** Material for this exercise **
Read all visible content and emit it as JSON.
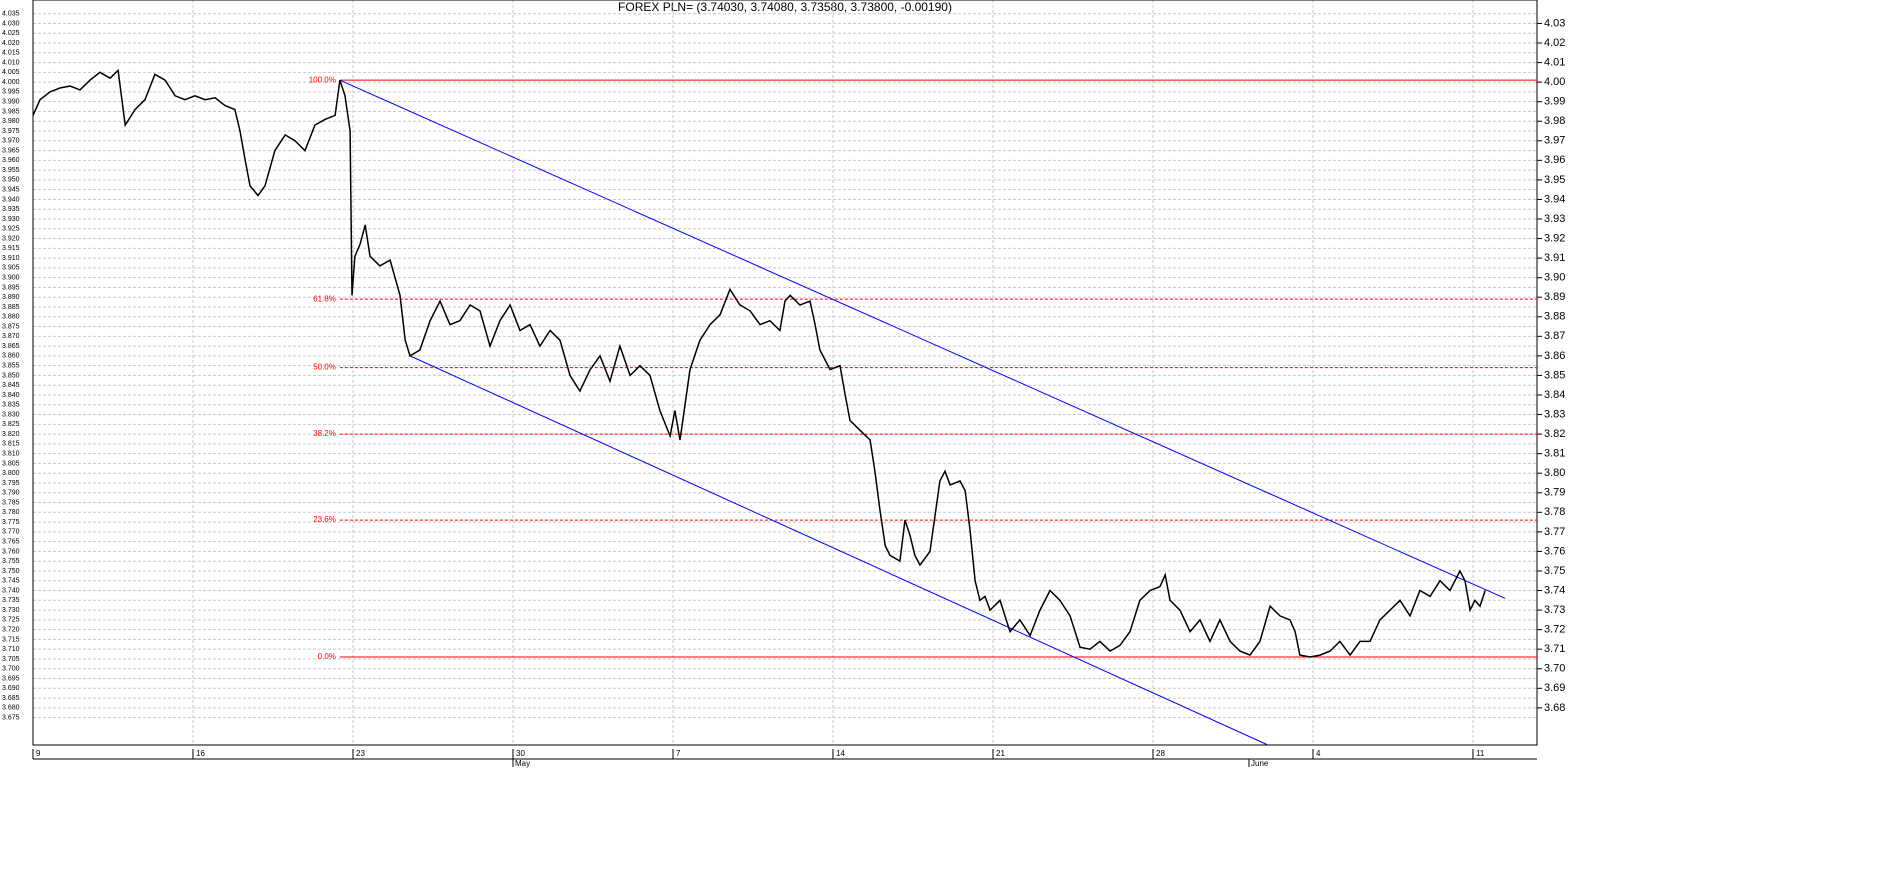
{
  "chart_data": {
    "type": "line",
    "title": "FOREX PLN= (3.74030, 3.74080, 3.73580, 3.73800, -0.00190)",
    "color": "#000000",
    "grid": true,
    "xlim": [
      0,
      47
    ],
    "ylim": [
      3.661,
      4.042
    ],
    "y2lim": [
      3.661,
      4.042
    ],
    "xticks": [
      {
        "value": 0,
        "label": "9"
      },
      {
        "value": 5,
        "label": "16"
      },
      {
        "value": 10,
        "label": "23"
      },
      {
        "value": 15,
        "label": "30"
      },
      {
        "value": 20,
        "label": "7"
      },
      {
        "value": 25,
        "label": "14"
      },
      {
        "value": 30,
        "label": "21"
      },
      {
        "value": 35,
        "label": "28"
      },
      {
        "value": 40,
        "label": "4"
      },
      {
        "value": 45,
        "label": "11"
      }
    ],
    "months": [
      {
        "value": 15,
        "label": "May"
      },
      {
        "value": 38,
        "label": "June"
      }
    ],
    "yticks": [
      3.675,
      {
        "value": 3.68,
        "label": "3.680"
      },
      3.685,
      {
        "value": 3.69,
        "label": "3.690"
      },
      3.695,
      {
        "value": 3.7,
        "label": "3.700"
      },
      3.705,
      {
        "value": 3.71,
        "label": "3.710"
      },
      3.715,
      {
        "value": 3.72,
        "label": "3.720"
      },
      3.725,
      {
        "value": 3.73,
        "label": "3.730"
      },
      3.735,
      {
        "value": 3.74,
        "label": "3.740"
      },
      3.745,
      {
        "value": 3.75,
        "label": "3.750"
      },
      3.755,
      {
        "value": 3.76,
        "label": "3.760"
      },
      3.765,
      {
        "value": 3.77,
        "label": "3.770"
      },
      3.775,
      {
        "value": 3.78,
        "label": "3.780"
      },
      3.785,
      {
        "value": 3.79,
        "label": "3.790"
      },
      3.795,
      {
        "value": 3.8,
        "label": "3.800"
      },
      3.805,
      {
        "value": 3.81,
        "label": "3.810"
      },
      3.815,
      {
        "value": 3.82,
        "label": "3.820"
      },
      3.825,
      {
        "value": 3.83,
        "label": "3.830"
      },
      3.835,
      {
        "value": 3.84,
        "label": "3.840"
      },
      3.845,
      {
        "value": 3.85,
        "label": "3.850"
      },
      3.855,
      {
        "value": 3.86,
        "label": "3.860"
      },
      3.865,
      {
        "value": 3.87,
        "label": "3.870"
      },
      3.875,
      {
        "value": 3.88,
        "label": "3.880"
      },
      3.885,
      {
        "value": 3.89,
        "label": "3.890"
      },
      3.895,
      {
        "value": 3.9,
        "label": "3.900"
      },
      3.905,
      {
        "value": 3.91,
        "label": "3.910"
      },
      3.915,
      {
        "value": 3.92,
        "label": "3.920"
      },
      3.925,
      {
        "value": 3.93,
        "label": "3.930"
      },
      3.935,
      {
        "value": 3.94,
        "label": "3.940"
      },
      3.945,
      {
        "value": 3.95,
        "label": "3.950"
      },
      3.955,
      {
        "value": 3.96,
        "label": "3.960"
      },
      3.965,
      {
        "value": 3.97,
        "label": "3.970"
      },
      3.975,
      {
        "value": 3.98,
        "label": "3.980"
      },
      3.985,
      {
        "value": 3.99,
        "label": "3.990"
      },
      3.995,
      {
        "value": 4,
        "label": "4.000"
      },
      4.005,
      {
        "value": 4.01,
        "label": "4.010"
      },
      4.015,
      {
        "value": 4.02,
        "label": "4.020"
      },
      4.025,
      {
        "value": 4.03,
        "label": "4.030"
      },
      4.035
    ],
    "y2ticks": [
      3.68,
      3.69,
      {
        "value": 3.7,
        "label": "3.70"
      },
      3.71,
      3.72,
      3.73,
      3.74,
      3.75,
      3.76,
      3.77,
      3.78,
      3.79,
      {
        "value": 3.8,
        "label": "3.80"
      },
      3.81,
      3.82,
      3.83,
      3.84,
      3.85,
      3.86,
      3.87,
      3.88,
      3.89,
      {
        "value": 3.9,
        "label": "3.90"
      },
      3.91,
      3.92,
      3.93,
      3.94,
      3.95,
      3.96,
      3.97,
      3.98,
      3.99,
      {
        "value": 4,
        "label": "4.00"
      },
      4.01,
      4.02,
      4.03
    ],
    "x": [
      0,
      0.22,
      0.53,
      0.84,
      1.16,
      1.47,
      1.78,
      2.09,
      2.41,
      2.66,
      2.88,
      3.19,
      3.5,
      3.81,
      4.13,
      4.44,
      4.75,
      5.06,
      5.38,
      5.69,
      6,
      6.31,
      6.47,
      6.63,
      6.78,
      7.03,
      7.25,
      7.56,
      7.88,
      8.19,
      8.5,
      8.81,
      9.13,
      9.44,
      9.59,
      9.75,
      9.91,
      9.97,
      10.06,
      10.22,
      10.38,
      10.53,
      10.84,
      11.16,
      11.47,
      11.63,
      11.78,
      12.09,
      12.41,
      12.72,
      13.03,
      13.34,
      13.66,
      13.97,
      14.28,
      14.59,
      14.91,
      15.22,
      15.53,
      15.84,
      16.16,
      16.47,
      16.78,
      17.09,
      17.41,
      17.72,
      18.03,
      18.34,
      18.66,
      18.97,
      19.28,
      19.59,
      19.91,
      20.06,
      20.22,
      20.53,
      20.84,
      21.16,
      21.47,
      21.78,
      22.09,
      22.41,
      22.72,
      23.03,
      23.34,
      23.5,
      23.66,
      23.97,
      24.28,
      24.44,
      24.59,
      24.91,
      25.22,
      25.38,
      25.53,
      25.84,
      26.16,
      26.31,
      26.47,
      26.63,
      26.78,
      27.09,
      27.25,
      27.41,
      27.56,
      27.72,
      28.03,
      28.34,
      28.5,
      28.66,
      28.97,
      29.13,
      29.28,
      29.44,
      29.59,
      29.75,
      29.91,
      30.22,
      30.53,
      30.84,
      31.16,
      31.47,
      31.78,
      32.09,
      32.41,
      32.72,
      33.03,
      33.34,
      33.66,
      33.97,
      34.28,
      34.59,
      34.91,
      35.22,
      35.38,
      35.53,
      35.84,
      36.16,
      36.47,
      36.78,
      37.09,
      37.41,
      37.72,
      38.03,
      38.34,
      38.66,
      38.97,
      39.28,
      39.44,
      39.59,
      39.91,
      40.22,
      40.53,
      40.84,
      41.16,
      41.47,
      41.78,
      42.09,
      42.41,
      42.72,
      43.03,
      43.34,
      43.66,
      43.97,
      44.28,
      44.59,
      44.75,
      44.91,
      45.06,
      45.22,
      45.38
    ],
    "values": [
      3.983,
      3.991,
      3.995,
      3.997,
      3.998,
      3.996,
      4.001,
      4.005,
      4.002,
      4.006,
      3.978,
      3.986,
      3.991,
      4.004,
      4.001,
      3.993,
      3.991,
      3.993,
      3.991,
      3.992,
      3.988,
      3.986,
      3.975,
      3.96,
      3.947,
      3.942,
      3.947,
      3.965,
      3.973,
      3.97,
      3.965,
      3.978,
      3.981,
      3.983,
      4.001,
      3.993,
      3.975,
      3.891,
      3.911,
      3.917,
      3.927,
      3.911,
      3.906,
      3.909,
      3.891,
      3.868,
      3.86,
      3.863,
      3.878,
      3.888,
      3.876,
      3.878,
      3.886,
      3.883,
      3.865,
      3.878,
      3.886,
      3.873,
      3.876,
      3.865,
      3.873,
      3.868,
      3.85,
      3.842,
      3.853,
      3.86,
      3.847,
      3.865,
      3.85,
      3.855,
      3.85,
      3.832,
      3.819,
      3.832,
      3.817,
      3.853,
      3.868,
      3.876,
      3.881,
      3.894,
      3.886,
      3.883,
      3.876,
      3.878,
      3.873,
      3.888,
      3.891,
      3.886,
      3.888,
      3.876,
      3.863,
      3.853,
      3.855,
      3.84,
      3.827,
      3.822,
      3.817,
      3.801,
      3.781,
      3.763,
      3.758,
      3.755,
      3.776,
      3.768,
      3.758,
      3.753,
      3.76,
      3.796,
      3.801,
      3.794,
      3.796,
      3.791,
      3.771,
      3.745,
      3.735,
      3.737,
      3.73,
      3.735,
      3.719,
      3.725,
      3.717,
      3.73,
      3.74,
      3.735,
      3.727,
      3.711,
      3.71,
      3.714,
      3.709,
      3.712,
      3.719,
      3.735,
      3.74,
      3.742,
      3.748,
      3.735,
      3.73,
      3.719,
      3.725,
      3.714,
      3.725,
      3.714,
      3.709,
      3.707,
      3.714,
      3.732,
      3.727,
      3.725,
      3.719,
      3.707,
      3.706,
      3.707,
      3.709,
      3.714,
      3.707,
      3.714,
      3.714,
      3.725,
      3.73,
      3.735,
      3.727,
      3.74,
      3.737,
      3.745,
      3.74,
      3.75,
      3.745,
      3.73,
      3.735,
      3.732,
      3.74
    ],
    "fib_start": 9.59,
    "fib_color": "#ff0000",
    "fib_levels": [
      {
        "label": "100.0%",
        "value": 4.001,
        "solid": true
      },
      {
        "label": "61.8%",
        "value": 3.889,
        "solid": false
      },
      {
        "label": "50.0%",
        "value": 3.854,
        "solid": false
      },
      {
        "label": "38.2%",
        "value": 3.82,
        "solid": false
      },
      {
        "label": "23.6%",
        "value": 3.776,
        "solid": false
      },
      {
        "label": "0.0%",
        "value": 3.706,
        "solid": true
      }
    ],
    "trendlines": [
      {
        "color": "#0000ff",
        "x": [
          9.59,
          46
        ],
        "y": [
          4.001,
          3.736
        ]
      },
      {
        "color": "#0000ff",
        "x": [
          11.78,
          38.59
        ],
        "y": [
          3.86,
          3.661
        ]
      }
    ]
  }
}
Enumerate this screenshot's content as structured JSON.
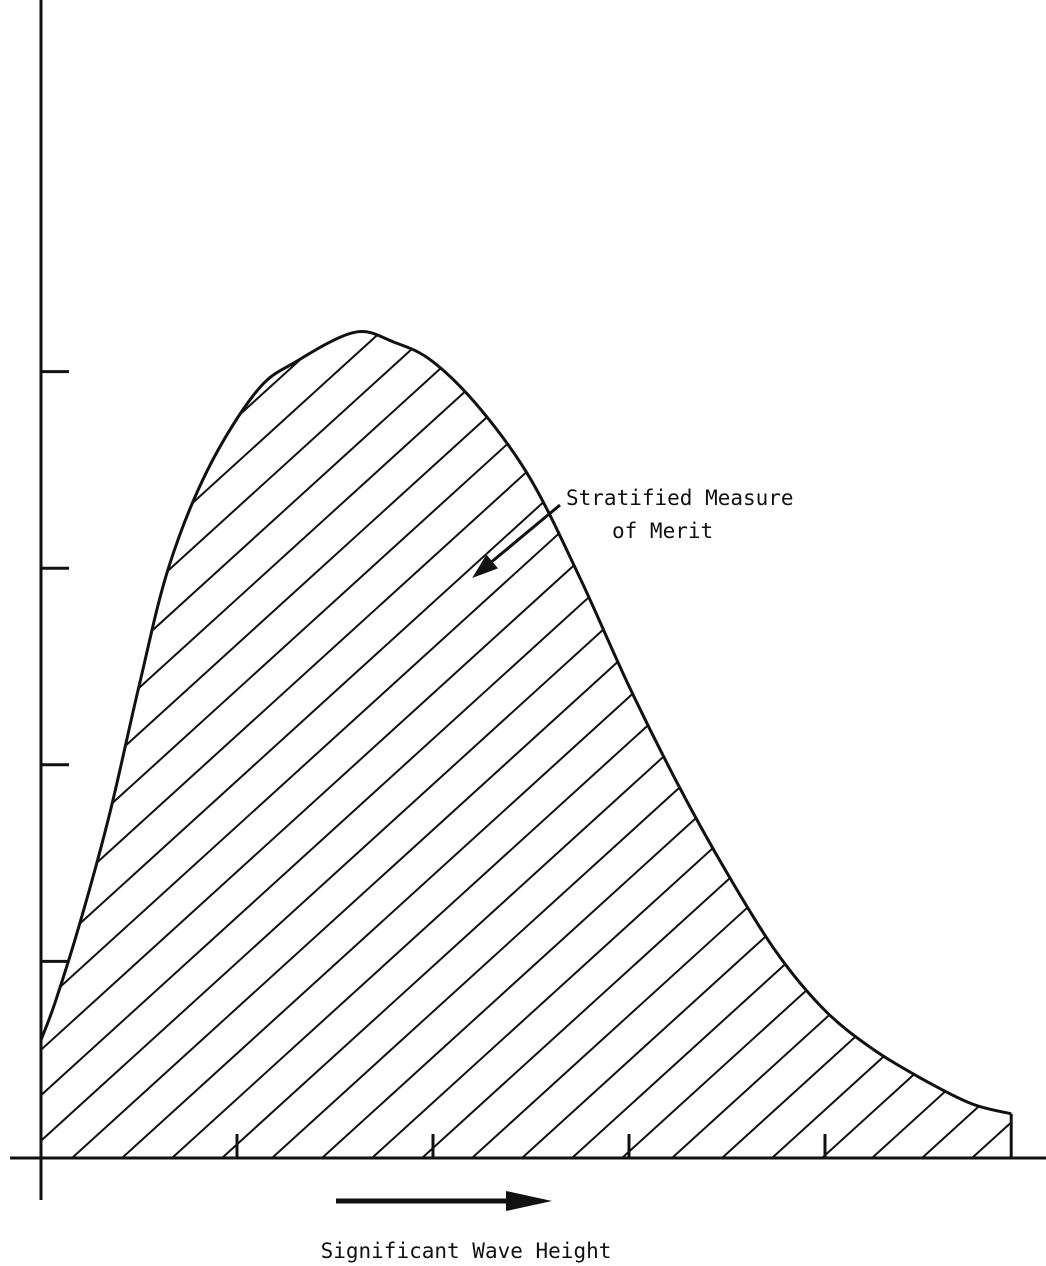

** Problem to solve **
Pull every line holding "content" out of the records.

** Completed task **
Read all visible content and emit it as JSON.
Enumerate this screenshot's content as structured JSON.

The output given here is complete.